▼

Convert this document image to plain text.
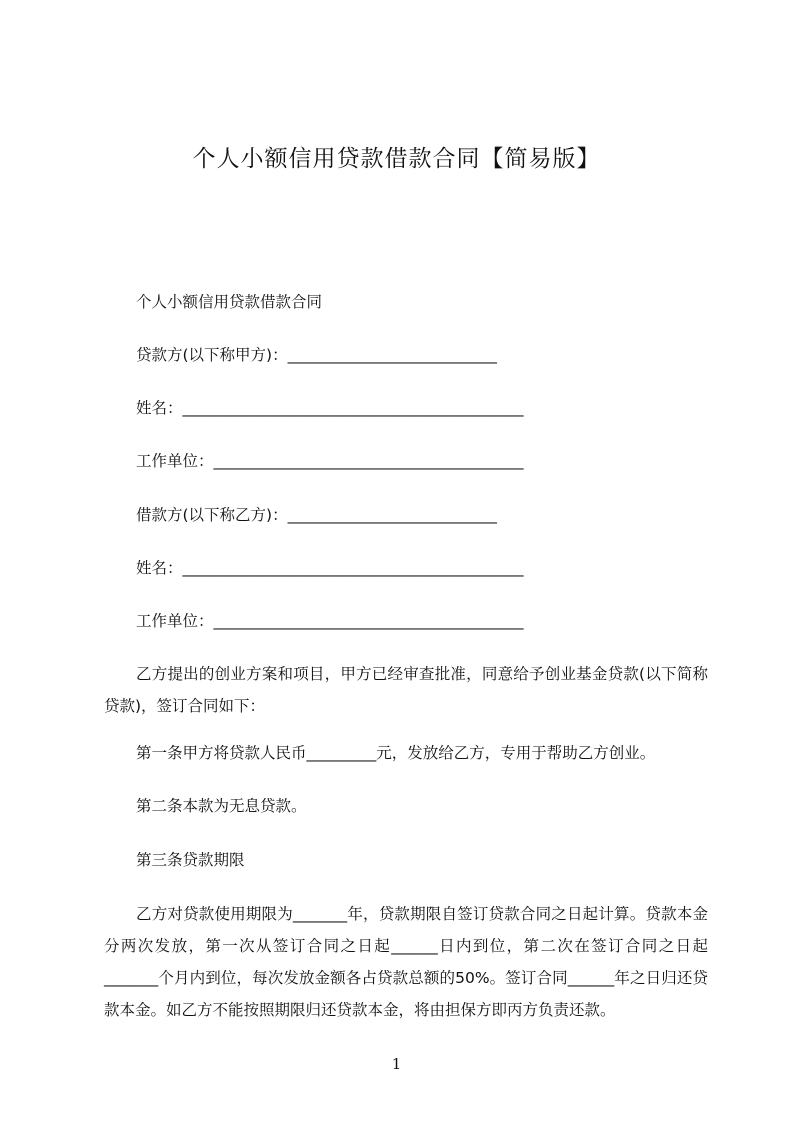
个人小额信用贷款借款合同【简易版】
个人小额信用贷款借款合同
贷款方(以下称甲方)：___________________________
姓名：____________________________________________
工作单位：________________________________________
借款方(以下称乙方)：___________________________
姓名：____________________________________________
工作单位：________________________________________

乙方提出的创业方案和项目，甲方已经审查批准，同意给予创业基金贷款(以下简称贷款)，签订合同如下：

第一条甲方将贷款人民币_________元，发放给乙方，专用于帮助乙方创业。
第二条本款为无息贷款。
第三条贷款期限

乙方对贷款使用期限为_______年，贷款期限自签订贷款合同之日起计算。贷款本金分两次发放，第一次从签订合同之日起______日内到位，第二次在签订合同之日起_______个月内到位，每次发放金额各占贷款总额的50%。签订合同______年之日归还贷款本金。如乙方不能按照期限归还贷款本金，将由担保方即丙方负责还款。

1
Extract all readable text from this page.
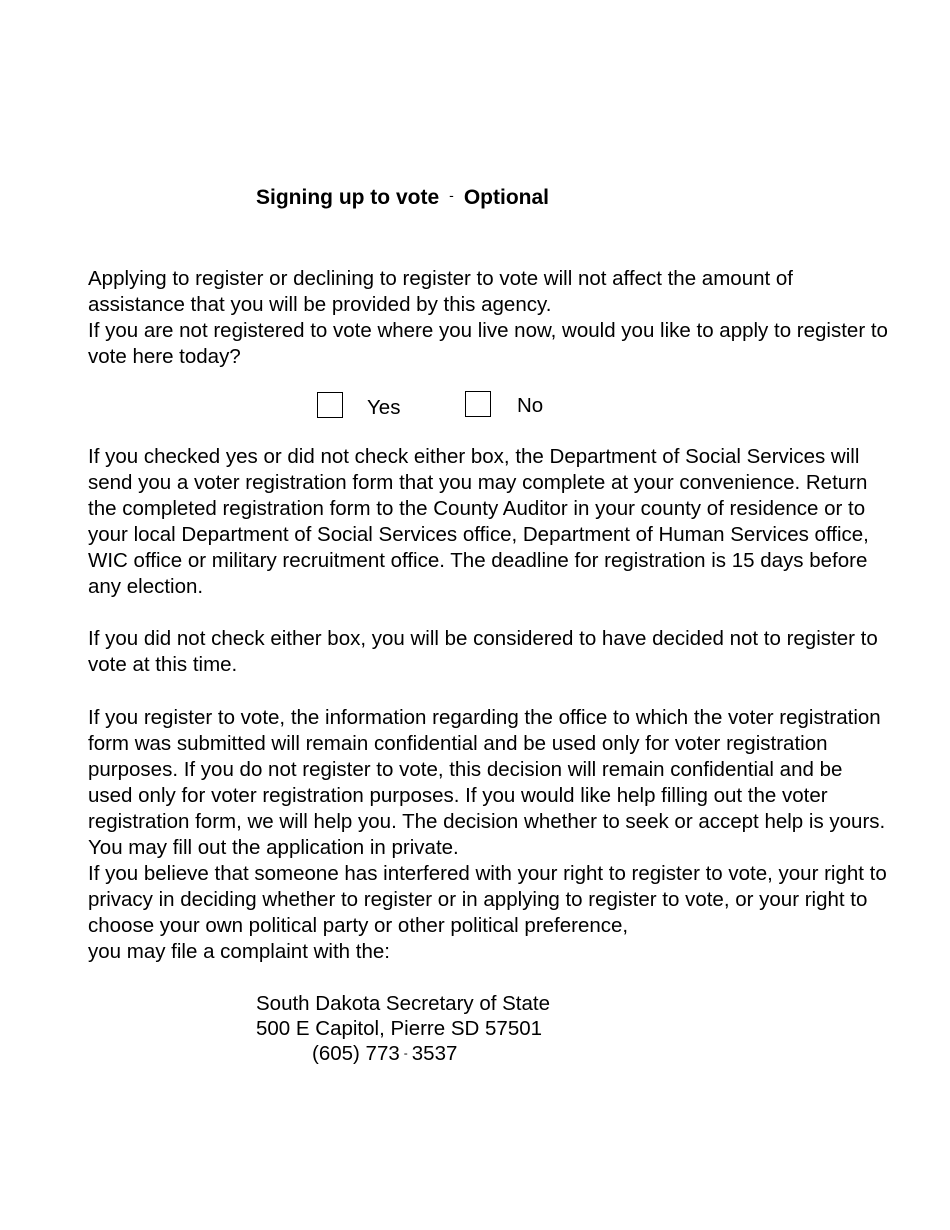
Signing up to vote - Optional

Applying to register or declining to register to vote will not affect the amount of assistance that you will be provided by this agency.

If you are not registered to vote where you live now, would you like to apply to register to vote here today?

Yes	No

If you checked yes or did not check either box, the Department of Social Services will send you a voter registration form that you may complete at your convenience. Return the completed registration form to the County Auditor in your county of residence or to your local Department of Social Services office, Department of Human Services office, WIC office or military recruitment office. The deadline for registration is 15 days before any election.

If you did not check either box, you will be considered to have decided not to register to vote at this time.

If you register to vote, the information regarding the office to which the voter registration form was submitted will remain confidential and be used only for voter registration purposes. If you do not register to vote, this decision will remain confidential and be used only for voter registration purposes. If you would like help filling out the voter registration form, we will help you. The decision whether to seek or accept help is yours. You may fill out the application in private.

If you believe that someone has interfered with your right to register to vote, your right to privacy in deciding whether to register or in applying to register to vote, or your right to choose your own political party or other political preference,

you may file a complaint with the:

South Dakota Secretary of State
500 E Capitol, Pierre SD 57501
(605) 773 - 3537
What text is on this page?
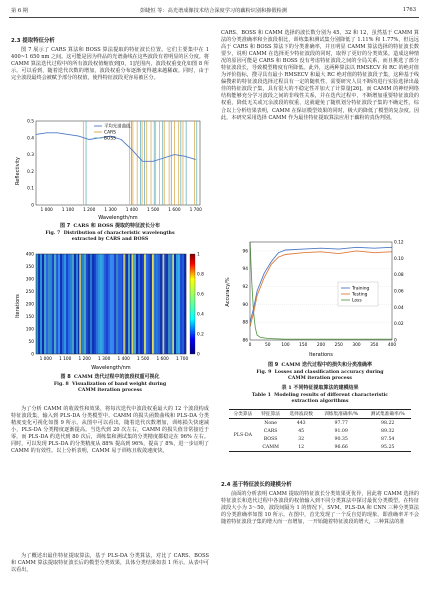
第 6 期	彭睫恒 等：高光谱成像技术结合深度学习的藕粉识别和掺假检测	1763
2.3 提取特征分析

图 7 展示了 CARS 算法和 BOSS 算法提取的特征波长位置。它们主要集中在 1 400~1 650 nm 之间。这可能是因为样品的光谱曲线在这些波段有着明显的区分度。将 CAMM 算法迭代过程中的所有波段权值缩放到[0，1]范围内，波段权重变化如图 8 所示。可以看到，随着迭代次数的增加，波段权重分布逐渐变得越来越稀疏。同时，由于完全波段最终会被赋予部分的权值，使得特征波段更容易被区分。

Reflectivity
0.5
0.4
0.3
0.2
0.1
0
1 000 1 100 1 200 1 300 1 400 1 500 1 600 1 700
平均光谱曲线
CARS
BOSS
Wavelength/nm
图 7 CARS 和 BOSS 提取的特征波长分布
Fig. 7 Distribution of characteristic wavelengths
extracted by CARS and BOSS
Iterations
0
50
100
150
200
250
300
350
400	1
0.8
0.6
0.4
0.2
0
1 000 1 100 1 200 1 300 1 400 1 500 1 600 1 700
Wavelength/nm
图 8 CAMM 迭代过程中的波段权重可视化
Fig. 8 Visualization of band weight during
CAMM iteration process

为了分析 CAMM 的收敛性和效果，将每次迭代中波段权重最大的 12 个波段构成特征波段集，输入到 PLS-DA 分类模型中。CAMM 的损失函数曲线和 PLS-DA 分类精度变化可视化如图 9 所示。从图中可以看出，随着迭代次数增加，训练损失快速减小，PLS-DA 分类精度逐渐提高。当迭代到 20 次左右，CAMM 的损失值非常接近于零，而 PLS-DA 约迭代到 80 次后，训练集和测试集的分类精度都稳定在 96% 左右。同时，可以发现 PLS-DA 的分类精度从 88% 提高到 96%，提高了 8%，进一步证明了 CAMM 的有效性。以上分析表明，CAMM 易于训练且收敛速度快。

为了概述出最佳特征提取算法，基于 PLS-DA 分类算法，对比了 CARS、BOSS 和 CAMM 算法提取特征波长后的模型分类效果，具体分类结果如表 1 所示。从表中可以看出，

CARS、BOSS 和 CAMM 选择的波长数分别为 45、32 和 12，虽然基于 CAMM 算法的分类准确率和全波段相比，训练集和测试集分别降低了 1.11% 和 1.77%，但远远高于 CARS 和 BOSS 算法下的分类准确率，并且明显 CAMM 算法选择的特征波长数要少，说明 CAMM 在选择更少特征波段的同时，取得了更好的分类效果。造成这种情况的原因可能是 CARS 和 BOSS 没有考虑特征波段之间的全局关系，而且挑选了部分特征波段长，导致模型精度有所降低。此外，这两种算法以 RMSECV 和 RC 的绝对值为评价指标，搜寻具有最小 RMSECV 和最大 RC 绝对值的特征波段子集，这种基于线偏搜索的特征波段选择过程具有一定的随机性，需要研究人员不断的进行实验选择出最佳的特征波段子集，具有很大的不稳定性并加大了计算量[26]。而 CAMM 的神经网络结构能够充分学习波段之间的非线性关系，并在迭代过程中，不断增加重要特征波段的权重，降低无关或冗余波段的权重，这就避免了随机划分特征波段子集的不确定性，综合以上分析结果表明，CAMM 在保证模型效果的同时，极大的降低了模型的复杂度。因此，本研究采用选择 CAMM 作为最佳特征提取算法应用于藕粉的真伪判别。

Accuracy/%
96
94
92
90
88
86
0.12
0.10
0.08
0.06
0.04
0.02
0
0	50	100 150 200 250 300 350 400
Training
Testing
Loss
Iterations
图 9 CAMM 迭代过程中的损失和分类准确率
Fig. 9 Losses and classification accuracy during
CAMM iteration process
表 1 不同特征提取算法的建模结果
Table 1 Modeling results of different characteristic
extraction algorithms
分类算法	特征算法	选择波段数	训练集准确率/%	测试集准确率/%
PLS-DA	None	443	97.77	98.22
	CARS	45	91.09	89.32
	BOSS	32	90.35	87.54
	CAMM	12	96.66	95.25
2.4 基于特征波长的建模分析

前面的分析表明 CAMM 提取的特征波长分类效果更优异，因此将 CAMM 选择的特征波长和迭代过程中各波段的权值输入到不同分类算法中探讨最优分类模型。在特征波段大小为 3～50，波段间隔为 1 的情况下，SVM、PLS-DA 和 CNN 三种分类算法的分类准确率如图 10 所示。在图中，首先发现了一个反自觉的现象，即准确率并不会随着特征波段子集的增大而一直增加，一开始随着特征波段的增大，三种算法的准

▲

TASK
Search the data for "text". Copy every line that has it.

ANSWER TO THE TASK
Convert this document image to plain text.
Extract all readable text from this page.
What text is on this page?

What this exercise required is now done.